- [Work to be completed]
Where the word "Output" occurs in a line, return that line.
[Start of Records to use]
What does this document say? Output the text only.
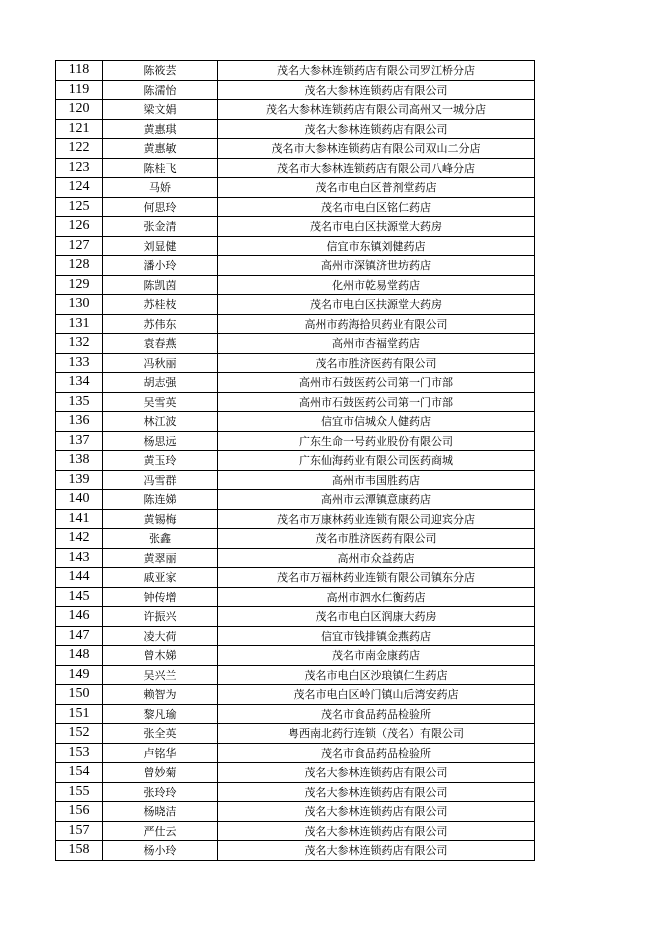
118	陈筱芸	茂名大参林连锁药店有限公司罗江桥分店
119	陈濡怡	茂名大参林连锁药店有限公司
120	梁文娟	茂名大参林连锁药店有限公司高州又一城分店
121	黄惠琪	茂名大参林连锁药店有限公司
122	黄惠敏	茂名市大参林连锁药店有限公司双山二分店
123	陈桂飞	茂名市大参林连锁药店有限公司八峰分店
124	马娇	茂名市电白区普剂堂药店
125	何思玲	茂名市电白区铭仁药店
126	张金清	茂名市电白区扶源堂大药房
127	刘显健	信宜市东镇刘健药店
128	潘小玲	高州市深镇济世坊药店
129	陈凯茵	化州市乾易堂药店
130	苏桂枝	茂名市电白区扶源堂大药房
131	苏伟东	高州市药海拾贝药业有限公司
132	袁春燕	高州市杏福堂药店
133	冯秋丽	茂名市胜济医药有限公司
134	胡志强	高州市石鼓医药公司第一门市部
135	吴雪英	高州市石鼓医药公司第一门市部
136	林江波	信宜市信城众人健药店
137	杨思远	广东生命一号药业股份有限公司
138	黄玉玲	广东仙海药业有限公司医药商城
139	冯雪群	高州市韦国胜药店
140	陈连娣	高州市云潭镇意康药店
141	黄锡梅	茂名市万康林药业连锁有限公司迎宾分店
142	张鑫	茂名市胜济医药有限公司
143	黄翠丽	高州市众益药店
144	戚亚家	茂名市万福林药业连锁有限公司镇东分店
145	钟传增	高州市泗水仁衡药店
146	许振兴	茂名市电白区润康大药房
147	凌大荷	信宜市钱排镇金燕药店
148	曾木娣	茂名市南金康药店
149	吴兴兰	茂名市电白区沙琅镇仁生药店
150	赖智为	茂名市电白区岭门镇山后湾安药店
151	黎凡瑜	茂名市食品药品检验所
152	张全英	粤西南北药行连锁（茂名）有限公司
153	卢铭华	茂名市食品药品检验所
154	曾妙菊	茂名大参林连锁药店有限公司
155	张玲玲	茂名大参林连锁药店有限公司
156	杨晓洁	茂名大参林连锁药店有限公司
157	严仕云	茂名大参林连锁药店有限公司
158	杨小玲	茂名大参林连锁药店有限公司
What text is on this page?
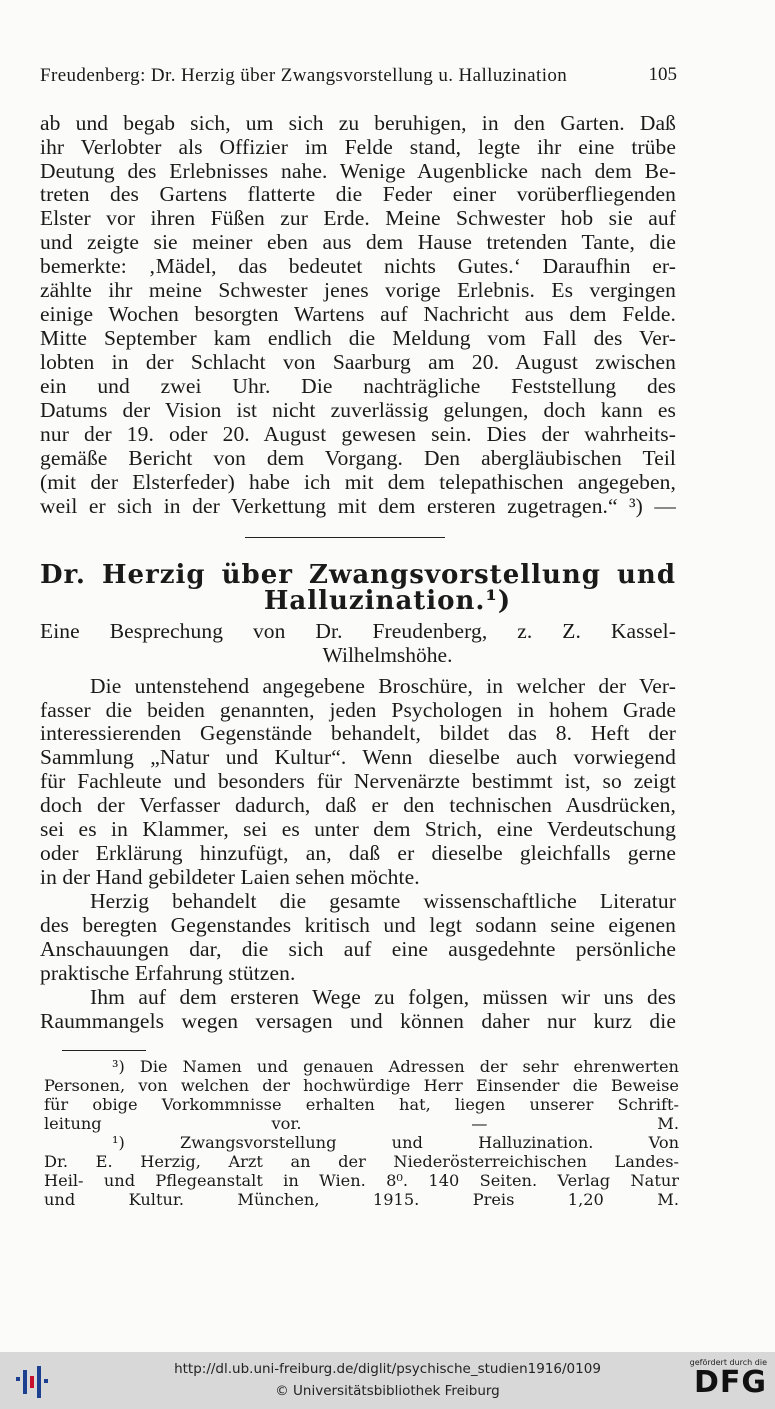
Freudenberg: Dr. Herzig über Zwangsvorstellung u. Halluzination	105
ab und begab sich, um sich zu beruhigen, in den Garten. Daß
ihr Verlobter als Offizier im Felde stand, legte ihr eine trübe
Deutung des Erlebnisses nahe. Wenige Augenblicke nach dem Be-
treten des Gartens flatterte die Feder einer vorüberfliegenden
Elster vor ihren Füßen zur Erde. Meine Schwester hob sie auf
und zeigte sie meiner eben aus dem Hause tretenden Tante, die
bemerkte: ‚Mädel, das bedeutet nichts Gutes.‘ Daraufhin er-
zählte ihr meine Schwester jenes vorige Erlebnis. Es vergingen
einige Wochen besorgten Wartens auf Nachricht aus dem Felde.
Mitte September kam endlich die Meldung vom Fall des Ver-
lobten in der Schlacht von Saarburg am 20. August zwischen
ein und zwei Uhr. Die nachträgliche Feststellung des
Datums der Vision ist nicht zuverlässig gelungen, doch kann es
nur der 19. oder 20. August gewesen sein. Dies der wahrheits-
gemäße Bericht von dem Vorgang. Den abergläubischen Teil
(mit der Elsterfeder) habe ich mit dem telepathischen angegeben,
weil er sich in der Verkettung mit dem ersteren zugetragen.“ ³) —
Dr. Herzig über Zwangsvorstellung und
Halluzination.¹)
Eine Besprechung von Dr. Freudenberg, z. Z. Kassel-
Wilhelmshöhe.
Die untenstehend angegebene Broschüre, in welcher der Ver-
fasser die beiden genannten, jeden Psychologen in hohem Grade
interessierenden Gegenstände behandelt, bildet das 8. Heft der
Sammlung „Natur und Kultur“. Wenn dieselbe auch vorwiegend
für Fachleute und besonders für Nervenärzte bestimmt ist, so zeigt
doch der Verfasser dadurch, daß er den technischen Ausdrücken,
sei es in Klammer, sei es unter dem Strich, eine Verdeutschung
oder Erklärung hinzufügt, an, daß er dieselbe gleichfalls gerne
in der Hand gebildeter Laien sehen möchte.
Herzig behandelt die gesamte wissenschaftliche Literatur
des beregten Gegenstandes kritisch und legt sodann seine eigenen
Anschauungen dar, die sich auf eine ausgedehnte persönliche
praktische Erfahrung stützen.
Ihm auf dem ersteren Wege zu folgen, müssen wir uns des
Raummangels wegen versagen und können daher nur kurz die
³) Die Namen und genauen Adressen der sehr ehrenwerten
Personen, von welchen der hochwürdige Herr Einsender die Beweise
für obige Vorkommnisse erhalten hat, liegen unserer Schrift-
leitung vor. — M.
¹) Zwangsvorstellung und Halluzination. Von
Dr. E. Herzig, Arzt an der Niederösterreichischen Landes-
Heil- und Pflegeanstalt in Wien. 8⁰. 140 Seiten. Verlag Natur
und Kultur. München, 1915. Preis 1,20 M.
http://dl.ub.uni-freiburg.de/diglit/psychische_studien1916/0109
© Universitätsbibliothek Freiburg
gefördert durch die
DFG
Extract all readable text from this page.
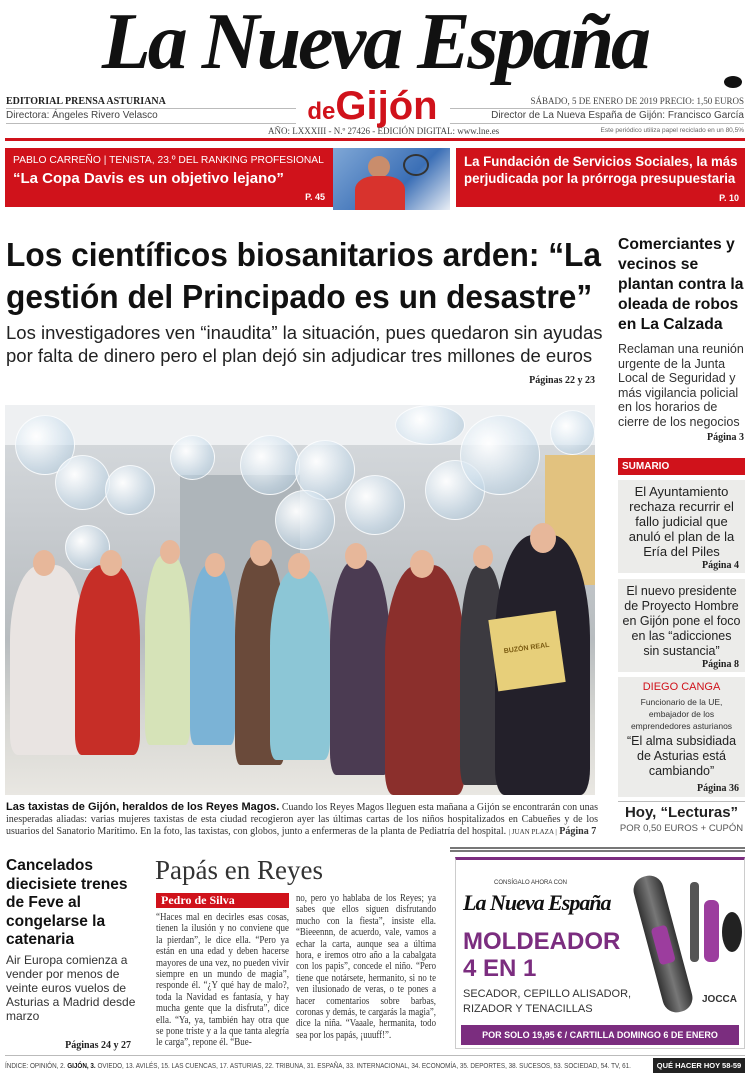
La Nueva España
deGijón
EDITORIAL PRENSA ASTURIANA
Directora: Ángeles Rivero Velasco
SÁBADO, 5 DE ENERO DE 2019 PRECIO: 1,50 EUROS
Director de La Nueva España de Gijón: Francisco García
AÑO: LXXXIII - N.º 27426 - EDICIÓN DIGITAL: www.lne.es	Este periódico utiliza papel reciclado en un 80,5%
PABLO CARREÑO | TENISTA, 23.º DEL RANKING PROFESIONAL
“La Copa Davis es un objetivo lejano”
P. 45
La Fundación de Servicios Sociales, la más perjudicada por la prórroga presupuestaria
P. 10
Los científicos biosanitarios arden: “La gestión del Principado es un desastre”
Los investigadores ven “inaudita” la situación, pues quedaron sin ayudas por falta de dinero pero el plan dejó sin adjudicar tres millones de euros
Páginas 22 y 23
Comerciantes y vecinos se plantan contra la oleada de robos en La Calzada
Reclaman una reunión urgente de la Junta Local de Seguridad y más vigilancia policial en los horarios de cierre de los negocios
Página 3
BUZÓN REAL
Las taxistas de Gijón, heraldos de los Reyes Magos. Cuando los Reyes Magos lleguen esta mañana a Gijón se encontrarán con unas inesperadas aliadas: varias mujeres taxistas de esta ciudad recogieron ayer las últimas cartas de los niños hospitalizados en Cabueñes y de los usuarios del Sanatorio Marítimo. En la foto, las taxistas, con globos, junto a enfermeras de la planta de Pediatría del hospital. | JUAN PLAZA | Página 7
SUMARIO
El Ayuntamiento rechaza recurrir el fallo judicial que anuló el plan de la Ería del Piles
Página 4
El nuevo presidente de Proyecto Hombre en Gijón pone el foco en las “adicciones sin sustancia”
Página 8
DIEGO CANGA
Funcionario de la UE, embajador de los emprendedores asturianos
“El alma subsidiada de Asturias está cambiando”
Página 36
Hoy, “Lecturas”
POR 0,50 EUROS + CUPÓN
Cancelados diecisiete trenes de Feve al congelarse la catenaria
Air Europa comienza a vender por menos de veinte euros vuelos de Asturias a Madrid desde marzo
Páginas 24 y 27
Papás en Reyes
Pedro de Silva

“Haces mal en decirles esas cosas, tienen la ilusión y no conviene que la pierdan”, le dice ella. “Pero ya están en una edad y deben hacerse mayores de una vez, no pueden vivir siempre en un mundo de magia”, responde él. “¿Y qué hay de malo?, toda la Navidad es fantasía, y hay mucha gente que la disfruta”, dice ella. “Ya, ya, también hay otra que se pone triste y a la que tanta alegría le carga”, repone él. “Bue-

no, pero yo hablaba de los Reyes; ya sabes que ellos siguen disfrutando mucho con la fiesta”, insiste ella. “Bieeennn, de acuerdo, vale, vamos a echar la carta, aunque sea a última hora, e iremos otro año a la cabalgata con los papis”, concede el niño. “Pero tiene que notársete, hermanito, si no te ven ilusionado de veras, o te pones a hacer comentarios sobre barbas, coronas y demás, te cargarás la magia”, dice la niña. “Vaaale, hermanita, todo sea por los papás, ¡uuuff!”.

CONSÍGALO AHORA CON
La Nueva España
MOLDEADOR
4 EN 1
SECADOR, CEPILLO ALISADOR,
RIZADOR Y TENACILLAS
JOCCA
POR SOLO 19,95 € / CARTILLA DOMINGO 6 DE ENERO
ÍNDICE: OPINIÓN, 2. GIJÓN, 3. OVIEDO, 13. AVILÉS, 15. LAS CUENCAS, 17. ASTURIAS, 22. TRIBUNA, 31. ESPAÑA, 33. INTERNACIONAL, 34. ECONOMÍA, 35. DEPORTES, 38. SUCESOS, 53. SOCIEDAD, 54. TV, 61.	QUÉ HACER HOY 58-59
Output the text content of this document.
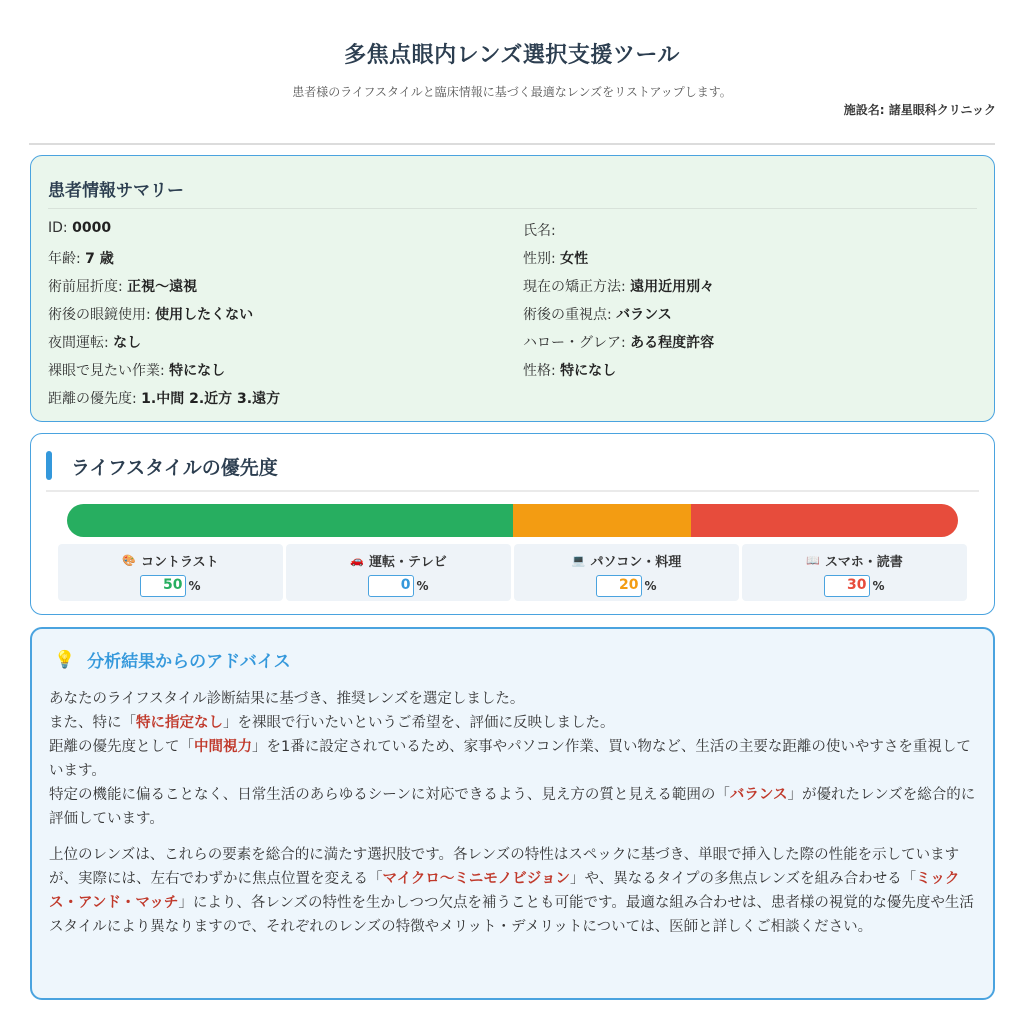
多焦点眼内レンズ選択支援ツール
患者様のライフスタイルと臨床情報に基づく最適なレンズをリストアップします。
施設名: 諸星眼科クリニック
患者情報サマリー
ID: 0000
年齢: 7 歳
術前屈折度: 正視〜遠視
術後の眼鏡使用: 使用したくない
夜間運転: なし
裸眼で見たい作業: 特になし
距離の優先度: 1.中間 2.近方 3.遠方
氏名:
性別: 女性
現在の矯正方法: 遠用近用別々
術後の重視点: バランス
ハロー・グレア: ある程度許容
性格: 特になし
ライフスタイルの優先度
🎨 コントラスト
50 %
🚗 運転・テレビ
0 %
💻 パソコン・料理
20 %
📖 スマホ・読書
30 %
💡 分析結果からのアドバイス

あなたのライフスタイル診断結果に基づき、推奨レンズを選定しました。

また、特に「特に指定なし」を裸眼で行いたいというご希望を、評価に反映しました。

距離の優先度として「中間視力」を1番に設定されているため、家事やパソコン作業、買い物など、生活の主要な距離の使いやすさを重視しています。

特定の機能に偏ることなく、日常生活のあらゆるシーンに対応できるよう、見え方の質と見える範囲の「バランス」が優れたレンズを総合的に評価しています。

上位のレンズは、これらの要素を総合的に満たす選択肢です。各レンズの特性はスペックに基づき、単眼で挿入した際の性能を示していますが、実際には、左右でわずかに焦点位置を変える「マイクロ〜ミニモノビジョン」や、異なるタイプの多焦点レンズを組み合わせる「ミックス・アンド・マッチ」により、各レンズの特性を生かしつつ欠点を補うことも可能です。最適な組み合わせは、患者様の視覚的な優先度や生活スタイルにより異なりますので、それぞれのレンズの特徴やメリット・デメリットについては、医師と詳しくご相談ください。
[End of Records to use]
- [Problem solution]
What does this document say? Output the text only.
Output the text content of this document.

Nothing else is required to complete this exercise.